(Stored data)
○ ○ ○

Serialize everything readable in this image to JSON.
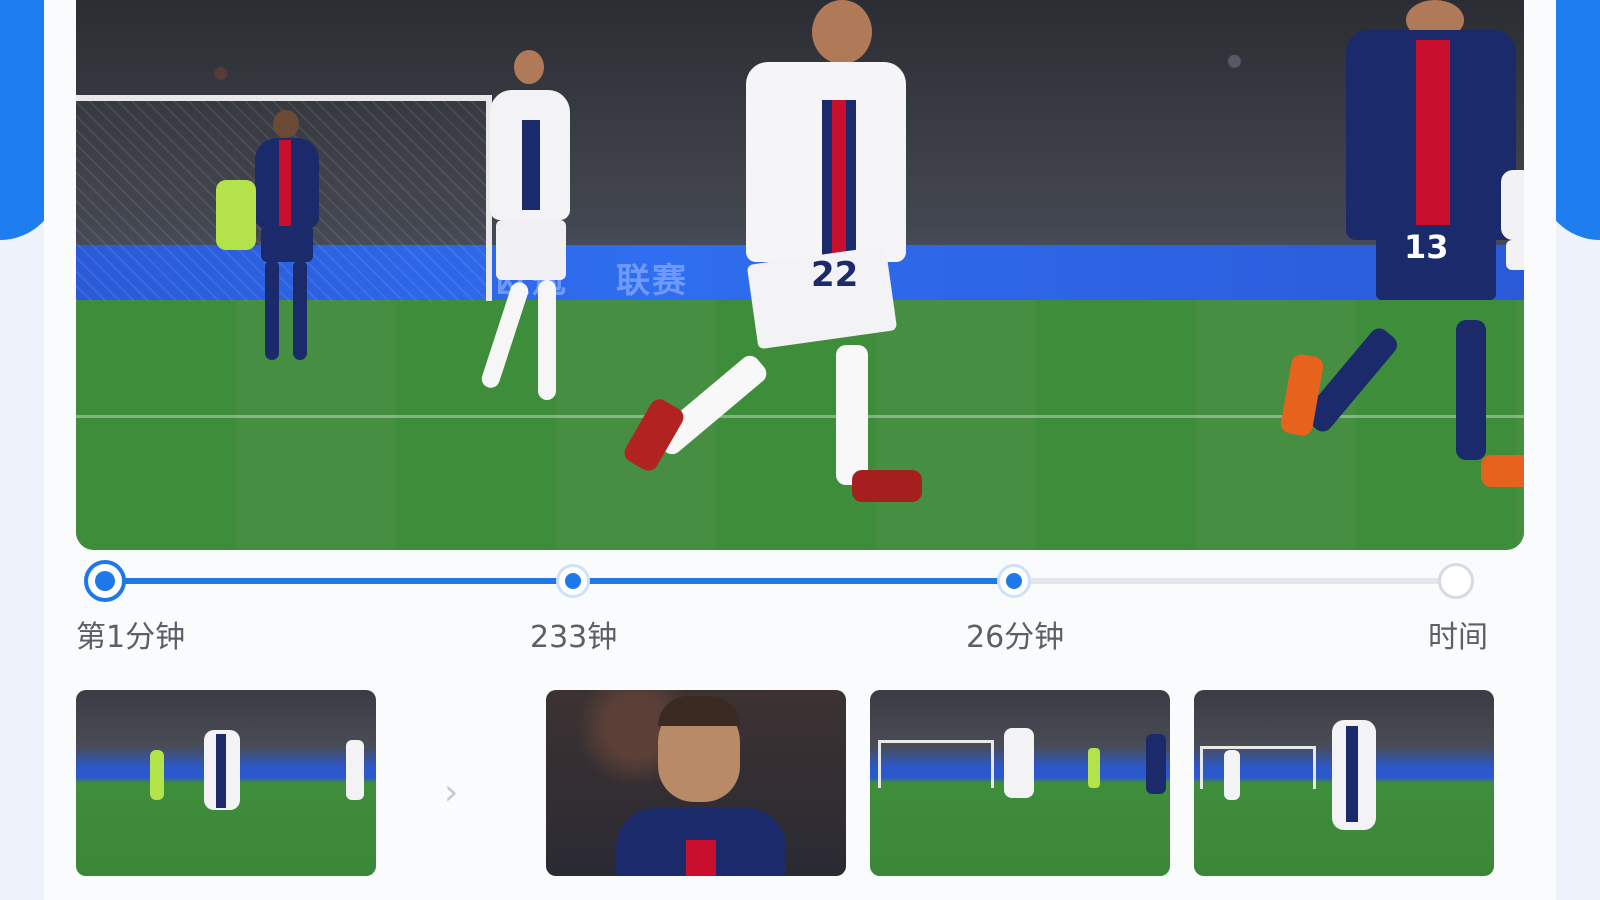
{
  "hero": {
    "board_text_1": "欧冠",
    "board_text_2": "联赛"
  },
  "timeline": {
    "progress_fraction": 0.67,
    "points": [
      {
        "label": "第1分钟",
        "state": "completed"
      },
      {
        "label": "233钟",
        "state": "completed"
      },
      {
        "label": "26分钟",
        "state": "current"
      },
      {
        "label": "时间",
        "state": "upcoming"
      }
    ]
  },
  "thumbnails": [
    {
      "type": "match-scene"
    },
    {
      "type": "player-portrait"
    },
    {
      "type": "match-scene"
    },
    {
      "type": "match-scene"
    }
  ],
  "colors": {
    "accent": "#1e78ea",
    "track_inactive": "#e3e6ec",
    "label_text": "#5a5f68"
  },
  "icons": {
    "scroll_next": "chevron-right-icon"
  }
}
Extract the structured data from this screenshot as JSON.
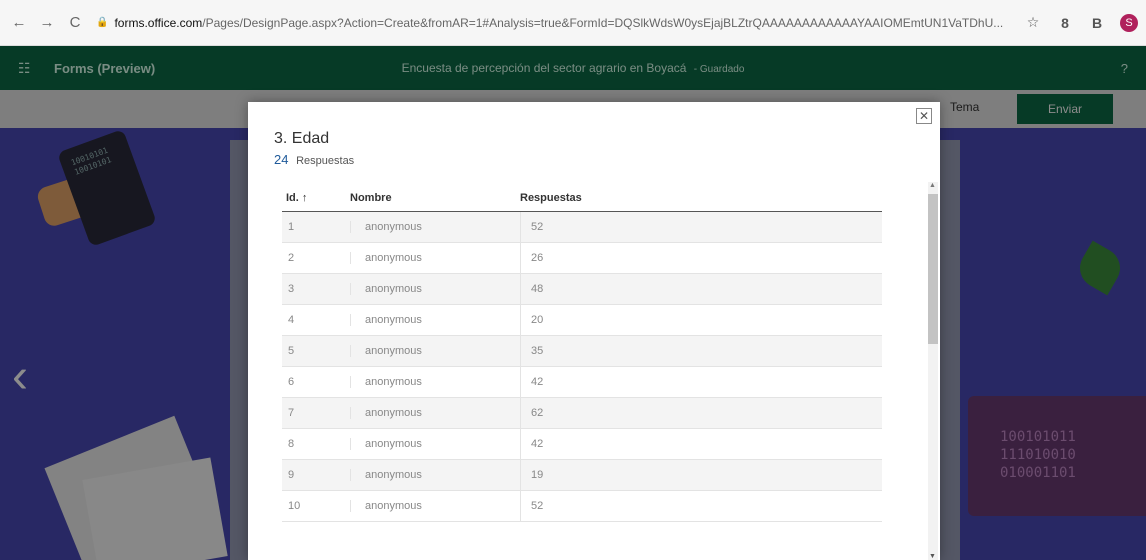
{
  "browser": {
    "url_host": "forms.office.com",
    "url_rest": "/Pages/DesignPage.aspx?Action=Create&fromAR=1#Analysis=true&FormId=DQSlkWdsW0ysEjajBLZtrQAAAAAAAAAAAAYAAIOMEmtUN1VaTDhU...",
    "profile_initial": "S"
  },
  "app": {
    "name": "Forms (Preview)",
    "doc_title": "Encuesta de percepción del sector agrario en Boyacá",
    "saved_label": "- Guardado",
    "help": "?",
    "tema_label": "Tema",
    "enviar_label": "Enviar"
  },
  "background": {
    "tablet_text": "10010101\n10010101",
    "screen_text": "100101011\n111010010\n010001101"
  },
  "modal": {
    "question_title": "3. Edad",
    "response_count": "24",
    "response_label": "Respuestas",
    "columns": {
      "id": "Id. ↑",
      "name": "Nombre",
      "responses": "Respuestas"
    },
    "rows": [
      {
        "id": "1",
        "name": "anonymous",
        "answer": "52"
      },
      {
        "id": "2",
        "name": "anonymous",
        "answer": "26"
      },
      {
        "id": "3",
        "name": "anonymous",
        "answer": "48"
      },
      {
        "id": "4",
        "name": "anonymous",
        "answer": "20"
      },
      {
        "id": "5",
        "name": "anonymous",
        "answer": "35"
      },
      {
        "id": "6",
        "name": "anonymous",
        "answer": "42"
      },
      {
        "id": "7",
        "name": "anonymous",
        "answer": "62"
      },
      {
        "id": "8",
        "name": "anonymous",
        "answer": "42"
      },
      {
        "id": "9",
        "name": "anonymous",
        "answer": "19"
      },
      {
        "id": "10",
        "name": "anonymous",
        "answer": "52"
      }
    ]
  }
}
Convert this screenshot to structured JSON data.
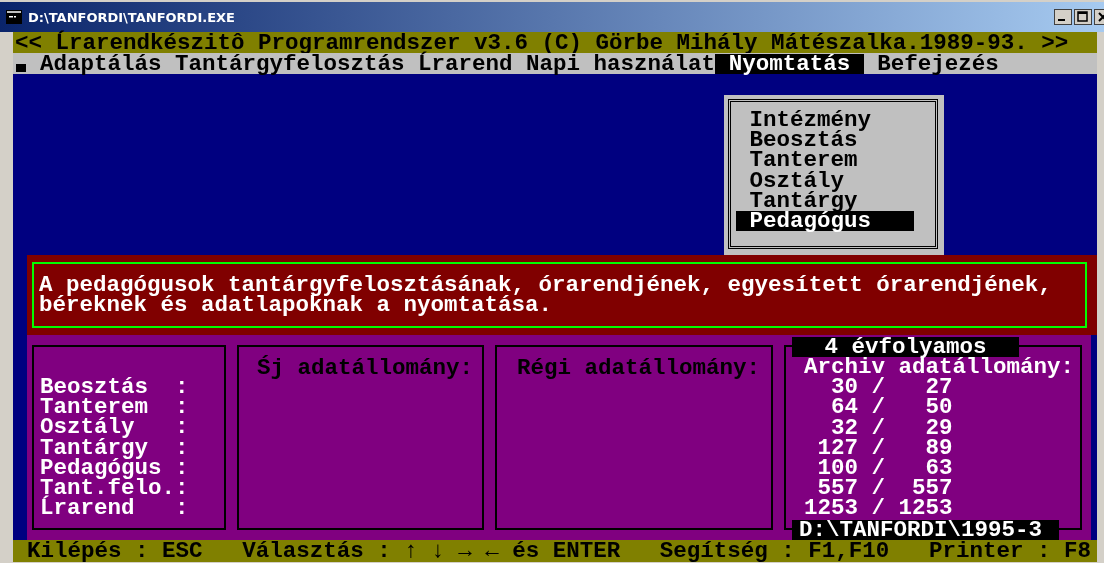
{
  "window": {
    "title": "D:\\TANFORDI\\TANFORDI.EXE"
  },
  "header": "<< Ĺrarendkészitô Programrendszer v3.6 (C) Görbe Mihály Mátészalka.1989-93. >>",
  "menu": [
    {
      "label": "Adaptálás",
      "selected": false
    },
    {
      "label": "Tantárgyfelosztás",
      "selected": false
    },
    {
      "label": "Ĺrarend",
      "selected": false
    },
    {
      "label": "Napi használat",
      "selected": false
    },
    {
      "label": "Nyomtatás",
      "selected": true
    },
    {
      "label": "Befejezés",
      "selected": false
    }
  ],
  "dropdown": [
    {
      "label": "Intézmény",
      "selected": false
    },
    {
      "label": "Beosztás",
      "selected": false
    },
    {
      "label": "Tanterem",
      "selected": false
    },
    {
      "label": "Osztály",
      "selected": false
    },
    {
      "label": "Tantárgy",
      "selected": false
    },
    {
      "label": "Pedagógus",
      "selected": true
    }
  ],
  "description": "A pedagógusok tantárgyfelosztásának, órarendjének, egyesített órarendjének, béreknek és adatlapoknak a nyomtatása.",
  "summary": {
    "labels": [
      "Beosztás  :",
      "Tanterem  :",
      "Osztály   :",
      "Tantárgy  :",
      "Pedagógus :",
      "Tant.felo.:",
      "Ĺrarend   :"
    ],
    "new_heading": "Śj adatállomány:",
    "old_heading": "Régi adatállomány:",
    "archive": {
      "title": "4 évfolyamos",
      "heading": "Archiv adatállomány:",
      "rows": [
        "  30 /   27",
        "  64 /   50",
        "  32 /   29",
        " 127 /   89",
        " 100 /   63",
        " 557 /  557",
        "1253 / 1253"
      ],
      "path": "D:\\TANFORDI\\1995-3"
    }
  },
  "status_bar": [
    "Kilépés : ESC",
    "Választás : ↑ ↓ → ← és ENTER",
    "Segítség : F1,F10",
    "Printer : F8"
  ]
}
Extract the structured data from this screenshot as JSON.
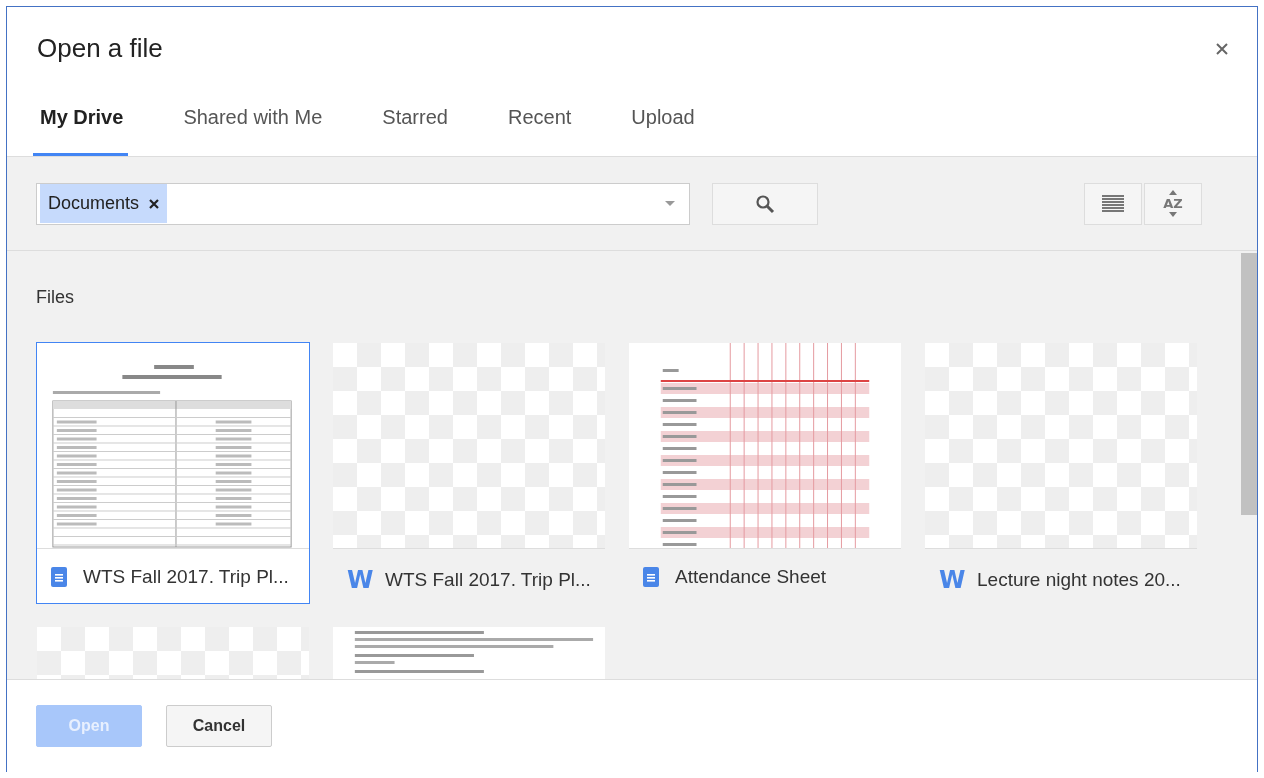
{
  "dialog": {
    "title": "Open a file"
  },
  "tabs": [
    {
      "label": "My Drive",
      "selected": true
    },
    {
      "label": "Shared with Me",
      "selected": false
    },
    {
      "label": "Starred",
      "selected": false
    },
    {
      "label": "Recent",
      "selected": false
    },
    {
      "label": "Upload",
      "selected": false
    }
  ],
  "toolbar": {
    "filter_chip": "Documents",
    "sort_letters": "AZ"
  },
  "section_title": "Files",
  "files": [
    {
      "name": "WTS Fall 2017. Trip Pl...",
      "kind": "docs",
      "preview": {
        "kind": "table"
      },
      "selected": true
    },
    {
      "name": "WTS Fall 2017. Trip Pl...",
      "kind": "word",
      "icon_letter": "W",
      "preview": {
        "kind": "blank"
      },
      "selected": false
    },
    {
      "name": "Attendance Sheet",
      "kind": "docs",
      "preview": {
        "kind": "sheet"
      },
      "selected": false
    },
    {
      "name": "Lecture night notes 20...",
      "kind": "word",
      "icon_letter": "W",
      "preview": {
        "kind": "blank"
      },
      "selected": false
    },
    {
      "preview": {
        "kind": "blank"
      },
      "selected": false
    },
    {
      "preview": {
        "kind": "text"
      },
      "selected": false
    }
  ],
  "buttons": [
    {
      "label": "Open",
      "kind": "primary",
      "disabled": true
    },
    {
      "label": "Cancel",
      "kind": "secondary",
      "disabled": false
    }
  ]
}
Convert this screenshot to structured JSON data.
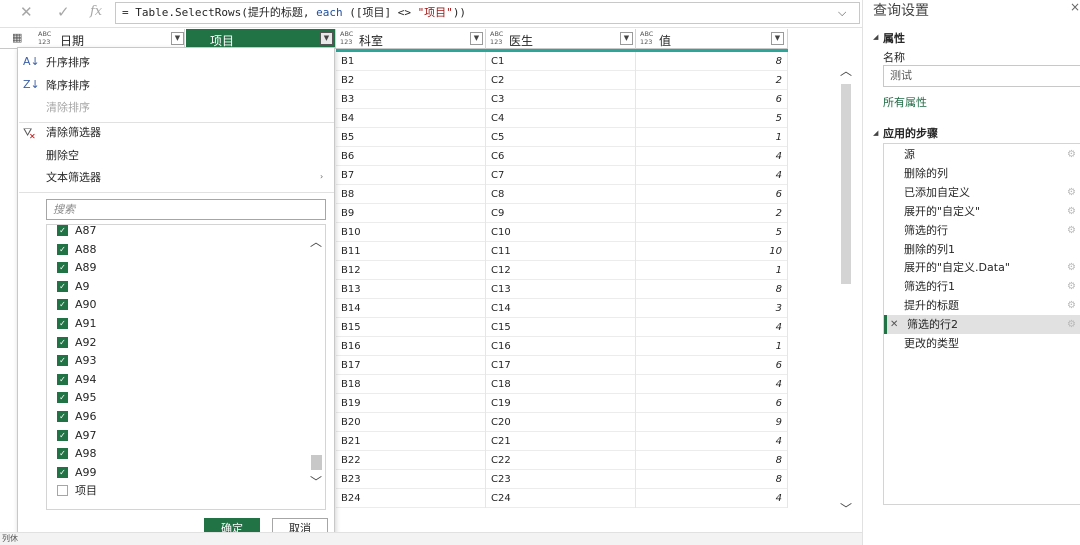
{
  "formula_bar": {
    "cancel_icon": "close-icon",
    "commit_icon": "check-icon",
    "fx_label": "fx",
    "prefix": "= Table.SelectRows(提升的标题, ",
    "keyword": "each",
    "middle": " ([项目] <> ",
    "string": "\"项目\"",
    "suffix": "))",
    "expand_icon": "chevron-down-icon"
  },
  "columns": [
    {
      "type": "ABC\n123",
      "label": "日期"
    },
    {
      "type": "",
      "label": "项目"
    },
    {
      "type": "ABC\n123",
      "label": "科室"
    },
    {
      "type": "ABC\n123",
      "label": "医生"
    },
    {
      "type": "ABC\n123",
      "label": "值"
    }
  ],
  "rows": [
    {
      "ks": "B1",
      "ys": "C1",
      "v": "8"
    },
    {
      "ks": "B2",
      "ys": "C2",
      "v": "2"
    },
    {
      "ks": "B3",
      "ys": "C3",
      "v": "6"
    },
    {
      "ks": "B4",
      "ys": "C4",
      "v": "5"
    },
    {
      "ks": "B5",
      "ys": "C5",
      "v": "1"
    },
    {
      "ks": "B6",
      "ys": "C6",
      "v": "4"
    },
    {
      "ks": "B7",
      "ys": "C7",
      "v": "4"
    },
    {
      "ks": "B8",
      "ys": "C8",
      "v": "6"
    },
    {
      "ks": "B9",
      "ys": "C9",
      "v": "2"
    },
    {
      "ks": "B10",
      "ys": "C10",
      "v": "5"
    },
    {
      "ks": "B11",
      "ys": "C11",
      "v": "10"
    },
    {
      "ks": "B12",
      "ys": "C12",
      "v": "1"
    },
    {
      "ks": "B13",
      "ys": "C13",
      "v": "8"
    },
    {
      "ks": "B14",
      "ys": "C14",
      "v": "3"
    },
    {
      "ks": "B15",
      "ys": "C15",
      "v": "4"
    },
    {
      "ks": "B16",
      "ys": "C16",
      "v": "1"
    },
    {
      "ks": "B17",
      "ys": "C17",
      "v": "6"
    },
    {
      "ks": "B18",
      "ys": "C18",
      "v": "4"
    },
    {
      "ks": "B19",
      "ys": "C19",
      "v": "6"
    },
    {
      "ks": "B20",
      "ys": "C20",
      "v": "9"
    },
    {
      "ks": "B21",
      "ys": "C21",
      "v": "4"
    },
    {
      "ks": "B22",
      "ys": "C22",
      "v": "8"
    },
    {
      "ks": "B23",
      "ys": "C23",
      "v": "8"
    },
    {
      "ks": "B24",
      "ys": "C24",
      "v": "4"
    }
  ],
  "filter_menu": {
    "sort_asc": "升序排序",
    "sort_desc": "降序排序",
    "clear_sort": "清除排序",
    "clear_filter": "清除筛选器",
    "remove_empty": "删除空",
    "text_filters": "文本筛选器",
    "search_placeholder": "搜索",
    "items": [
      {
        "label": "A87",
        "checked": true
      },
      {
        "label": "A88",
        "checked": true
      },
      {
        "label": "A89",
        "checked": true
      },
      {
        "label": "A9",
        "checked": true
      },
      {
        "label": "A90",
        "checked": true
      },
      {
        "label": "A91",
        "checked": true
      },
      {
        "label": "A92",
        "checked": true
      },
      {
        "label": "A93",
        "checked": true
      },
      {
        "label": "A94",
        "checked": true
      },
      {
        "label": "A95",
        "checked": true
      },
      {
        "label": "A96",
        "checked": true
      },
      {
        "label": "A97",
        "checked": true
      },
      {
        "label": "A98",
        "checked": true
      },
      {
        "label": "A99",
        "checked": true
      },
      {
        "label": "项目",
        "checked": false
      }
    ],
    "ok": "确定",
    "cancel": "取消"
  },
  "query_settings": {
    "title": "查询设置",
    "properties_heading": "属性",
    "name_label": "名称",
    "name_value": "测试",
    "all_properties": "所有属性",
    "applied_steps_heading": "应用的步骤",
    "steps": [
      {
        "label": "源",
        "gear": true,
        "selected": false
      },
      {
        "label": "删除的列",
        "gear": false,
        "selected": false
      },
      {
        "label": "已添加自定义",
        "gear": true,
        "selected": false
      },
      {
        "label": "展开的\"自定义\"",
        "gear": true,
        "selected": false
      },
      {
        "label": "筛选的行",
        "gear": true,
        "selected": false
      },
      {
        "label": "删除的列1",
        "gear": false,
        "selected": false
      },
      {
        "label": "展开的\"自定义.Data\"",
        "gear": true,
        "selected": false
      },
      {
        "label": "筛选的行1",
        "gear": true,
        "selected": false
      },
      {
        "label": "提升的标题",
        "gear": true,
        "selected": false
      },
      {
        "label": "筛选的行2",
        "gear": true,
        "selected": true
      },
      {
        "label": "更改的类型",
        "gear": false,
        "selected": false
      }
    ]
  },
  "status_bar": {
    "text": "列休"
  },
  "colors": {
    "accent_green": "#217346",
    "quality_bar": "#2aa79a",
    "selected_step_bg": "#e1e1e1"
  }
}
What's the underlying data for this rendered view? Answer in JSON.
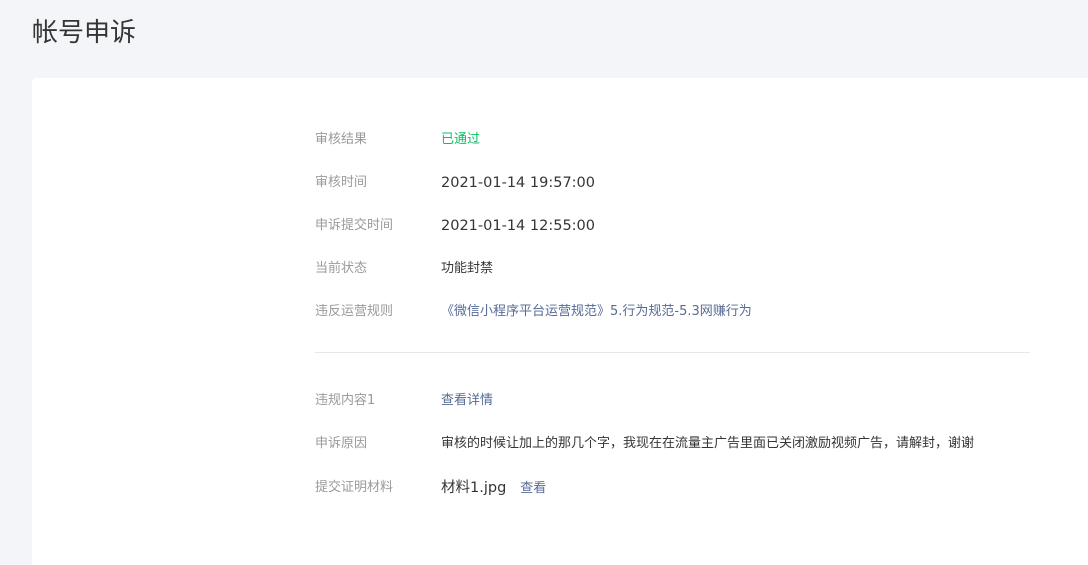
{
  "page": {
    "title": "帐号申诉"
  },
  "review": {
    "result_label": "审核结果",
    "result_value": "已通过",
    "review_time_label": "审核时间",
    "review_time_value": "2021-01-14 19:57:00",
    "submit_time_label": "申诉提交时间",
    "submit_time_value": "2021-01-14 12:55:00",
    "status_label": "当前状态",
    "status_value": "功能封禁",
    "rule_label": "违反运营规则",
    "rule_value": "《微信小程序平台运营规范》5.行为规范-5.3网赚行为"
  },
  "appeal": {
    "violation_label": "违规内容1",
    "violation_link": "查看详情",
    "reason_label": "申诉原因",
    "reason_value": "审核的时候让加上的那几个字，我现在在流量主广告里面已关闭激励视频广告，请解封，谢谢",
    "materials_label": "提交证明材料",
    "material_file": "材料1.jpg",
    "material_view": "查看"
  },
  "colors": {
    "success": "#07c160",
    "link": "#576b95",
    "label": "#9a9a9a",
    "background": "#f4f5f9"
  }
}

○ ○ ○

• THE EXERCISE:
Scan the entries above. Copy each line that has the string "Respuestas".

• THE COMPLETED TASK:
    "response_label": "Respuestas",
      "responses": "Respuestas"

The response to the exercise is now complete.